-- Prompt --
Each line in the entries below that holds the string "物价水平与股票市场的起落" is to be listed.

-- Supplied material --
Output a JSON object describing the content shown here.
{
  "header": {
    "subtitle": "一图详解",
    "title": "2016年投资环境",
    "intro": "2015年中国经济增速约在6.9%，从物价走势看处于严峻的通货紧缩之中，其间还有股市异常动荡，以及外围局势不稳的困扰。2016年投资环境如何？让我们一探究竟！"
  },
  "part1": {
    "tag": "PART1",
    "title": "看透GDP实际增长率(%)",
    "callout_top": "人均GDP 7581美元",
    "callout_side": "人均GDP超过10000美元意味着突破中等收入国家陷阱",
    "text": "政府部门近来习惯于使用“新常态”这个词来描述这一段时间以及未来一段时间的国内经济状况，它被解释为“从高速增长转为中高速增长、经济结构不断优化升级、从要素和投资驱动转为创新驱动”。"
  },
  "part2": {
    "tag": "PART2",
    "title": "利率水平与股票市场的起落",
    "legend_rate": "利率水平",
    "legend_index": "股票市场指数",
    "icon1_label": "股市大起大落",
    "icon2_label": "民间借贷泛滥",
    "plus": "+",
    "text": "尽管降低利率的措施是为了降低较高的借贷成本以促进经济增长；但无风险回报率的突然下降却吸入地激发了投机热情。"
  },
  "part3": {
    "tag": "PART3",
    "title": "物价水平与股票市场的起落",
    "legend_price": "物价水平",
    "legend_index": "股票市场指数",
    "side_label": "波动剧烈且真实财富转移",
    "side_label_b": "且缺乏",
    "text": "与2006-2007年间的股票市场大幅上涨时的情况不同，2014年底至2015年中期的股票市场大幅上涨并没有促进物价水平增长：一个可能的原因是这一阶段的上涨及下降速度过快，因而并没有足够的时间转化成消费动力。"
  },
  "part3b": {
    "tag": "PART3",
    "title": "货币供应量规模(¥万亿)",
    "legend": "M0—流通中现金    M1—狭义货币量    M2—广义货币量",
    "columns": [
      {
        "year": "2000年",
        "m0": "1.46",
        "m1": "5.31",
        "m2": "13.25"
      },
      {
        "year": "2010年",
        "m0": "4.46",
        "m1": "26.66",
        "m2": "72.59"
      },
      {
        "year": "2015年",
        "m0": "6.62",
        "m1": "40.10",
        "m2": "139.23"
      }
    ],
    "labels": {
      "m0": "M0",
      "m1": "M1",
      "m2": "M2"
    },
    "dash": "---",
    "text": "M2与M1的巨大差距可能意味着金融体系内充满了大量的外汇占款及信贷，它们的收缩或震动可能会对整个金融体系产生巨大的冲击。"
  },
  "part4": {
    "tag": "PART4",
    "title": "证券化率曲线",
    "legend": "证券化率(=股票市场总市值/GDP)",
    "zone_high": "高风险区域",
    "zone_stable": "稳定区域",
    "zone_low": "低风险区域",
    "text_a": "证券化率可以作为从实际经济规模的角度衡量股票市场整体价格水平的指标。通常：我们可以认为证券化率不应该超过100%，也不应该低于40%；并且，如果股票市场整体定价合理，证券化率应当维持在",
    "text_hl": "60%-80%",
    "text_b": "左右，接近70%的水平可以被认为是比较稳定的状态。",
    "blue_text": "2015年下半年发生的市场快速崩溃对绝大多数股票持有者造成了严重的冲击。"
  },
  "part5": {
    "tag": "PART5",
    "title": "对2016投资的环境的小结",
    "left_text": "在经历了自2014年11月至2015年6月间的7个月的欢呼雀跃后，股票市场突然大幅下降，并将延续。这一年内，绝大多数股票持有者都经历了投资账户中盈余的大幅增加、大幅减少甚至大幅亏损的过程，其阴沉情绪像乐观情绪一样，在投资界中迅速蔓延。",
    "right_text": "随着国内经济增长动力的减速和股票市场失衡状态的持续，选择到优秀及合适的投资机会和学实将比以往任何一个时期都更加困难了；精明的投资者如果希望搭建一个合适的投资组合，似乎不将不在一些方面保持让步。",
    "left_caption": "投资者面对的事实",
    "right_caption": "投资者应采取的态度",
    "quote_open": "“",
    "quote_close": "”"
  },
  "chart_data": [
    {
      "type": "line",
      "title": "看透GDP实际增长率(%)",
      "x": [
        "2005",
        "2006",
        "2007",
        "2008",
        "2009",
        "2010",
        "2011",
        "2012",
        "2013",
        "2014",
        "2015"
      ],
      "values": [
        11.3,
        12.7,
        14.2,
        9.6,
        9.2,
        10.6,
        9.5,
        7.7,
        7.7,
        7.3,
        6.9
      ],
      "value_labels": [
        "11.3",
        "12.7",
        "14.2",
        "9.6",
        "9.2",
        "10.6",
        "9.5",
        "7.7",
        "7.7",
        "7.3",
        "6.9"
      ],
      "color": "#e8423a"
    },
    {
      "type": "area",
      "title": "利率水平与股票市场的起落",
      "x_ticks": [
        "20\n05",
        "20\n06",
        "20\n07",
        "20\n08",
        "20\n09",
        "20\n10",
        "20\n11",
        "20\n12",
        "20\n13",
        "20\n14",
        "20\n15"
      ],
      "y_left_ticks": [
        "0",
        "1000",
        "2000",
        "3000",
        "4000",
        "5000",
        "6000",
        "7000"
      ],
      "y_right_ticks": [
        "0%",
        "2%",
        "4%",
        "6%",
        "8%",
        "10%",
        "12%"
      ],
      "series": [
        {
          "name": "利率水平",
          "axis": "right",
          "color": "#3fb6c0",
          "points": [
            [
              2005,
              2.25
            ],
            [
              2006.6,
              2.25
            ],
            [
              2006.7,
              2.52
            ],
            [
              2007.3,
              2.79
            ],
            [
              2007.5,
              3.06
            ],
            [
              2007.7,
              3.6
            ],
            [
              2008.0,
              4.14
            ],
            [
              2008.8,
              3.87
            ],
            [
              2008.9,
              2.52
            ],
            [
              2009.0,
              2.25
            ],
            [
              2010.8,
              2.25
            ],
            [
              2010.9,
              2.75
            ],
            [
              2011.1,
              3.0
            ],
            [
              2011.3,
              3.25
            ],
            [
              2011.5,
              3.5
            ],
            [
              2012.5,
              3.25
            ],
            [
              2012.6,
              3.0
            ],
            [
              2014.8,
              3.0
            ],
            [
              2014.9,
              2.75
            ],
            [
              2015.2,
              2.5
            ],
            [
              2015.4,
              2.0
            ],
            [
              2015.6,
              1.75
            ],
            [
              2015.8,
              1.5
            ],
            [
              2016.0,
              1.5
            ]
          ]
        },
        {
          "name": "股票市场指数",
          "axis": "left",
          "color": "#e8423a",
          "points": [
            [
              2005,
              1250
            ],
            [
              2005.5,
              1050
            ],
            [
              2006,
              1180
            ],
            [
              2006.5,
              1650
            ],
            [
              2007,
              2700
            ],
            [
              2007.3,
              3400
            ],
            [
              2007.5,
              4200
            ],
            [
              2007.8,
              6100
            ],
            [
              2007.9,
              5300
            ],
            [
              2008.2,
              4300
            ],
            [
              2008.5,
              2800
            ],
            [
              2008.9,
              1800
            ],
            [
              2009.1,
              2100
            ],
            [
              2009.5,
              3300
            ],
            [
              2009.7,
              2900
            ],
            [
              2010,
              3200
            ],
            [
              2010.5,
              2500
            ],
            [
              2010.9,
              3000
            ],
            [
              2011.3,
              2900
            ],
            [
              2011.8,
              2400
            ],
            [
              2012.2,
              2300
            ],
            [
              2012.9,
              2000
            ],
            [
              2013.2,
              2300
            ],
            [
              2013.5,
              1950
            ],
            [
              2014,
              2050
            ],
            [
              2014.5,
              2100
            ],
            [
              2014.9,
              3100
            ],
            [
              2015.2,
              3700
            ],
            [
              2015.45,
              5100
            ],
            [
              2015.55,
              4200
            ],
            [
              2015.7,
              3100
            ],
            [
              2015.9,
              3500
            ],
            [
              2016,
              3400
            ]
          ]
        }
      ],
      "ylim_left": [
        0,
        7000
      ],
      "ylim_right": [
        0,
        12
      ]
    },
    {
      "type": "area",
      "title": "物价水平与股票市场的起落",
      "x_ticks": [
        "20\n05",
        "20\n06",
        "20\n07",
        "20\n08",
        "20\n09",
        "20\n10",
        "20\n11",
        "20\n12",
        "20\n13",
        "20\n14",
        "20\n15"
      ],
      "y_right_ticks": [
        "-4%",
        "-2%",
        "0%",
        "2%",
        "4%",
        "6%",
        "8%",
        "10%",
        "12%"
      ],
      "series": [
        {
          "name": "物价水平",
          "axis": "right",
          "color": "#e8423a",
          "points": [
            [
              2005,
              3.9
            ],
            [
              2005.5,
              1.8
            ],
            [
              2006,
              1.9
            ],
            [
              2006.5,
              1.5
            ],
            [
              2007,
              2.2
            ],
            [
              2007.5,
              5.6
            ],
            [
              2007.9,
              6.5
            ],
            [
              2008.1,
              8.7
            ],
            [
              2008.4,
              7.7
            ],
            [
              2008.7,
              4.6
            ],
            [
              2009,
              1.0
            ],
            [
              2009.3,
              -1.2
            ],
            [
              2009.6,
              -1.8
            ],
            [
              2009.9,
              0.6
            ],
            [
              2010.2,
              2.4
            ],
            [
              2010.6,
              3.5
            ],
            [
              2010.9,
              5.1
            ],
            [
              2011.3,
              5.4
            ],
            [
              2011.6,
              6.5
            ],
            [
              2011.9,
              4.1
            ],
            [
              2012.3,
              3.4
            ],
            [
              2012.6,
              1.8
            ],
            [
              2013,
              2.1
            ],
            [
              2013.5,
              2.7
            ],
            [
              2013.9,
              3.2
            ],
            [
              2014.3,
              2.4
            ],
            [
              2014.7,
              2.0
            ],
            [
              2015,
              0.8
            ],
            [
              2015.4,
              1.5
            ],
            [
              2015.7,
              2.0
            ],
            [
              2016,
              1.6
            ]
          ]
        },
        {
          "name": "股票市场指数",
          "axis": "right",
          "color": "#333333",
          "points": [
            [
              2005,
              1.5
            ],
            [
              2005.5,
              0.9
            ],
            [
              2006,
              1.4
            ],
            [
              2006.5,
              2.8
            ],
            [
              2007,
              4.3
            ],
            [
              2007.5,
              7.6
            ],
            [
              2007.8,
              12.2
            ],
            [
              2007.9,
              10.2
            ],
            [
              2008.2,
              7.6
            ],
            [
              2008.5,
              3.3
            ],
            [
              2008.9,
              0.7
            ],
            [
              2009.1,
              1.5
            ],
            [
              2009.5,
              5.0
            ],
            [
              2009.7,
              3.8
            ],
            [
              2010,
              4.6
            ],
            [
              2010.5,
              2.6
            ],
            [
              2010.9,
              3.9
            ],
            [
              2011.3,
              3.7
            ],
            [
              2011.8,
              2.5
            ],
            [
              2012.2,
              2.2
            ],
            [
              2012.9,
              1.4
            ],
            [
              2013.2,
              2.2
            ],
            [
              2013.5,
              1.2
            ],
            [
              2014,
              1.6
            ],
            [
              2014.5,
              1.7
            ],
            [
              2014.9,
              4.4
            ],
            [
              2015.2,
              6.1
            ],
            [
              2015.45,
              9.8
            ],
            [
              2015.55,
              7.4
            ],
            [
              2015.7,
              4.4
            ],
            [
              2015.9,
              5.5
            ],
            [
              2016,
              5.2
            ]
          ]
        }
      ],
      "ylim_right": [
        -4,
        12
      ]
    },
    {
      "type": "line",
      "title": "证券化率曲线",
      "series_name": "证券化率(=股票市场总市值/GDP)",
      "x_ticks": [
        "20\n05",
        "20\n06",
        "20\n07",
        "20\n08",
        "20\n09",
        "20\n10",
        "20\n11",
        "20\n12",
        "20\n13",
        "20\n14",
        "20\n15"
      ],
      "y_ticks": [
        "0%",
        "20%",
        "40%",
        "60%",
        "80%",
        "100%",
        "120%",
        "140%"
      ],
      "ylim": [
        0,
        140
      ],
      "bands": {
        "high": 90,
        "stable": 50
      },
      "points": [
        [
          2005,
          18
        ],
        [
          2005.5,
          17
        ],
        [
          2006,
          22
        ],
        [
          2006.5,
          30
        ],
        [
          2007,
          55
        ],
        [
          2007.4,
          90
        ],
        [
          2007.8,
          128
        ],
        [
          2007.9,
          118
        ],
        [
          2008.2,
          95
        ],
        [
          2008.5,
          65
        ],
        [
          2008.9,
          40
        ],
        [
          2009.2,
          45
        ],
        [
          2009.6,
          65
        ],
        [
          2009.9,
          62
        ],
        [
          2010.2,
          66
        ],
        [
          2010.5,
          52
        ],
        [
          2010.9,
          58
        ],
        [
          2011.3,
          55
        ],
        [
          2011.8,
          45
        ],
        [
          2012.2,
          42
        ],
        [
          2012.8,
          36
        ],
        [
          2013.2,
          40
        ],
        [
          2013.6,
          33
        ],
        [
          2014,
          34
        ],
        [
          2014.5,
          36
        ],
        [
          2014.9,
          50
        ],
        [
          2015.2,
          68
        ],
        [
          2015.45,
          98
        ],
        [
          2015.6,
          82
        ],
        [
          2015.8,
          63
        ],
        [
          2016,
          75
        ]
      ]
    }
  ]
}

-- Answer to this problem --
    "title": "物价水平与股票市场的起落",
      "title": "物价水平与股票市场的起落",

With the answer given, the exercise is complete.